— BEGIN Data in this exercise —
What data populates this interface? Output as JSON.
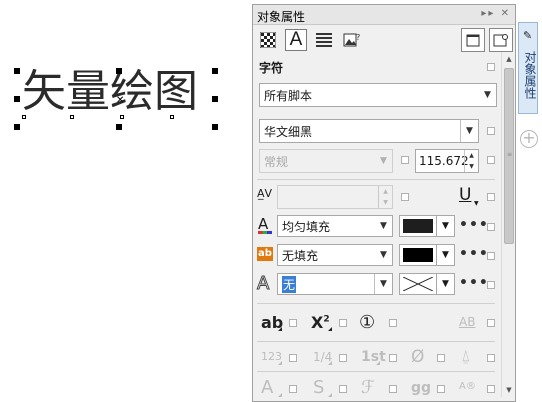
{
  "canvas": {
    "text": "矢量绘图"
  },
  "panel": {
    "title": "对象属性",
    "title_controls": "▸▸ ✕",
    "section": "字符",
    "script": "所有脚本",
    "font_name": "华文细黑",
    "font_style": "常规",
    "font_size": "115.672",
    "fill_type": "均匀填充",
    "fill_color": "#1e1e1e",
    "bg_fill_type": "无填充",
    "bg_fill_color": "#000000",
    "outline_width": "无",
    "features_row1": {
      "lowercase": "ab",
      "superscript": "X",
      "superscript_mark": "2",
      "circled": "①",
      "allcaps": "AB"
    },
    "features_row2": {
      "oldstyle": "123",
      "fraction": "1/4",
      "ordinal": "1st",
      "slashed_zero": "Ø",
      "contextual": "g",
      "ligature": "gg",
      "historical": "A®"
    }
  },
  "sidetab": {
    "label": "对象属性",
    "add": "+"
  },
  "scrollbar": {
    "up": "▲",
    "down": "▼",
    "grip": "≡"
  },
  "colors": {
    "accent": "#3a7fd5",
    "panel_bg": "#f0f0f0"
  }
}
— END Data in this exercise —
-- Work instructions --
Transcribe every entry word for word, but omit the pictures.

-- Exercise response --
What data populates this interface? Output as JSON.
{
  "canvas": {
    "text": "矢量绘图"
  },
  "panel": {
    "title": "对象属性",
    "title_controls": "▸▸ ✕",
    "section": "字符",
    "script": "所有脚本",
    "font_name": "华文细黑",
    "font_style": "常规",
    "font_size": "115.672",
    "fill_type": "均匀填充",
    "fill_color": "#1e1e1e",
    "bg_fill_type": "无填充",
    "bg_fill_color": "#000000",
    "outline_width": "无",
    "features_row1": {
      "lowercase": "ab",
      "superscript": "X",
      "superscript_mark": "2",
      "circled": "①",
      "allcaps": "AB"
    },
    "features_row2": {
      "oldstyle": "123",
      "fraction": "1/4",
      "ordinal": "1st",
      "slashed_zero": "Ø",
      "contextual": "g",
      "ligature": "gg",
      "historical": "A®"
    }
  },
  "sidetab": {
    "label": "对象属性",
    "add": "+"
  },
  "scrollbar": {
    "up": "▲",
    "down": "▼",
    "grip": "≡"
  },
  "colors": {
    "accent": "#3a7fd5",
    "panel_bg": "#f0f0f0"
  }
}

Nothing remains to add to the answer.